→ Data entries:
***
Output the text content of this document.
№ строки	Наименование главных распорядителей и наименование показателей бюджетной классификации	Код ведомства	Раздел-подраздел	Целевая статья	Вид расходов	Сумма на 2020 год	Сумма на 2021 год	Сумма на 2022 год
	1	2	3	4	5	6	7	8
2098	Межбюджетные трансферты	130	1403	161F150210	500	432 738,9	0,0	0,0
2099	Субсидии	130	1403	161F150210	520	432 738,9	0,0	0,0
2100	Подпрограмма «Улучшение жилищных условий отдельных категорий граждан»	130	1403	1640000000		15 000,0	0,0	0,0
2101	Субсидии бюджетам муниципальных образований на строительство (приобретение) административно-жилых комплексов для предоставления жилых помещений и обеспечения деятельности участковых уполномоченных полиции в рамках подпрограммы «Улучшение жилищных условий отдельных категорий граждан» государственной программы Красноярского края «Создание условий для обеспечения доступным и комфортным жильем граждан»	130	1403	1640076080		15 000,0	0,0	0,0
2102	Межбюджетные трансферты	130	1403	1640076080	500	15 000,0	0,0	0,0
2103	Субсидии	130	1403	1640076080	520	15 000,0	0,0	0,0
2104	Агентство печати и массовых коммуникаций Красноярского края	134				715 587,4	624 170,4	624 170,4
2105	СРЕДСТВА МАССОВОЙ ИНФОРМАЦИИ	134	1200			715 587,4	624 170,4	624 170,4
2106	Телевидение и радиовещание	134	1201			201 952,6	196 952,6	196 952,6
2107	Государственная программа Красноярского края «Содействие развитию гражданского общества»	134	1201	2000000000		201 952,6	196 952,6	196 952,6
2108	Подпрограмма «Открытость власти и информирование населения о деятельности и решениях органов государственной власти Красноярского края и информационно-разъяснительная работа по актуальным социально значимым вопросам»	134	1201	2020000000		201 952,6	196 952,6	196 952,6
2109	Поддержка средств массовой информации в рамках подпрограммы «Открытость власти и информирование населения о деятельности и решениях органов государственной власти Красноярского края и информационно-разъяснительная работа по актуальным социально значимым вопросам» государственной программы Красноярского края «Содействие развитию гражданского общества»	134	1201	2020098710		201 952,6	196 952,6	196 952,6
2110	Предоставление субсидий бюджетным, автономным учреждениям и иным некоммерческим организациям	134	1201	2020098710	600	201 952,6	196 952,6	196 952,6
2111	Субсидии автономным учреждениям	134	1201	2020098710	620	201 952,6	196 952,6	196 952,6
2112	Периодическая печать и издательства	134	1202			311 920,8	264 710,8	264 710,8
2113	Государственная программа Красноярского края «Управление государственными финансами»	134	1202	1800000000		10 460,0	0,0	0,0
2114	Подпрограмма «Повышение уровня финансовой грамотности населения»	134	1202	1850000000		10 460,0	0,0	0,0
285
***
Print the whole listing again, exactly.

Output the text content of this document.
№ строки	Наименование главных распорядителей и наименование показателей бюджетной классификации	Код ведомства	Раздел-подраздел	Целевая статья	Вид расходов	Сумма на 2020 год	Сумма на 2021 год	Сумма на 2022 год
	1	2	3	4	5	6	7	8
2098	Межбюджетные трансферты	130	1403	161F150210	500	432 738,9	0,0	0,0
2099	Субсидии	130	1403	161F150210	520	432 738,9	0,0	0,0
2100	Подпрограмма «Улучшение жилищных условий отдельных категорий граждан»	130	1403	1640000000		15 000,0	0,0	0,0
2101	Субсидии бюджетам муниципальных образований на строительство (приобретение) административно-жилых комплексов для предоставления жилых помещений и обеспечения деятельности участковых уполномоченных полиции в рамках подпрограммы «Улучшение жилищных условий отдельных категорий граждан» государственной программы Красноярского края «Создание условий для обеспечения доступным и комфортным жильем граждан»	130	1403	1640076080		15 000,0	0,0	0,0
2102	Межбюджетные трансферты	130	1403	1640076080	500	15 000,0	0,0	0,0
2103	Субсидии	130	1403	1640076080	520	15 000,0	0,0	0,0
2104	Агентство печати и массовых коммуникаций Красноярского края	134				715 587,4	624 170,4	624 170,4
2105	СРЕДСТВА МАССОВОЙ ИНФОРМАЦИИ	134	1200			715 587,4	624 170,4	624 170,4
2106	Телевидение и радиовещание	134	1201			201 952,6	196 952,6	196 952,6
2107	Государственная программа Красноярского края «Содействие развитию гражданского общества»	134	1201	2000000000		201 952,6	196 952,6	196 952,6
2108	Подпрограмма «Открытость власти и информирование населения о деятельности и решениях органов государственной власти Красноярского края и информационно-разъяснительная работа по актуальным социально значимым вопросам»	134	1201	2020000000		201 952,6	196 952,6	196 952,6
2109	Поддержка средств массовой информации в рамках подпрограммы «Открытость власти и информирование населения о деятельности и решениях органов государственной власти Красноярского края и информационно-разъяснительная работа по актуальным социально значимым вопросам» государственной программы Красноярского края «Содействие развитию гражданского общества»	134	1201	2020098710		201 952,6	196 952,6	196 952,6
2110	Предоставление субсидий бюджетным, автономным учреждениям и иным некоммерческим организациям	134	1201	2020098710	600	201 952,6	196 952,6	196 952,6
2111	Субсидии автономным учреждениям	134	1201	2020098710	620	201 952,6	196 952,6	196 952,6
2112	Периодическая печать и издательства	134	1202			311 920,8	264 710,8	264 710,8
2113	Государственная программа Красноярского края «Управление государственными финансами»	134	1202	1800000000		10 460,0	0,0	0,0
2114	Подпрограмма «Повышение уровня финансовой грамотности населения»	134	1202	1850000000		10 460,0	0,0	0,0
285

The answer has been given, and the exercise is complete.